# Job
Copy out each line below exactly as it appears.

# Data for processing
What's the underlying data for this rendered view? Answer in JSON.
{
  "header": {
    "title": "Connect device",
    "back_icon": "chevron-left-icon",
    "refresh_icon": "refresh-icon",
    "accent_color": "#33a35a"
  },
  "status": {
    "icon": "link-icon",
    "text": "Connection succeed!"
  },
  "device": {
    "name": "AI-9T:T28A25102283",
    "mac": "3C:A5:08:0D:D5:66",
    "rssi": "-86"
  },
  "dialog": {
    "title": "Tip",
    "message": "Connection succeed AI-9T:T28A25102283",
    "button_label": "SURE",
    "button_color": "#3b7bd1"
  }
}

# Reply
What's the underlying data for this rendered view? Answer in JSON.
{
  "header": {
    "title": "Connect device",
    "back_icon": "chevron-left-icon",
    "refresh_icon": "refresh-icon",
    "accent_color": "#33a35a"
  },
  "status": {
    "icon": "link-icon",
    "text": "Connection succeed!"
  },
  "device": {
    "name": "AI-9T:T28A25102283",
    "mac": "3C:A5:08:0D:D5:66",
    "rssi": "-86"
  },
  "dialog": {
    "title": "Tip",
    "message": "Connection succeed AI-9T:T28A25102283",
    "button_label": "SURE",
    "button_color": "#3b7bd1"
  }
}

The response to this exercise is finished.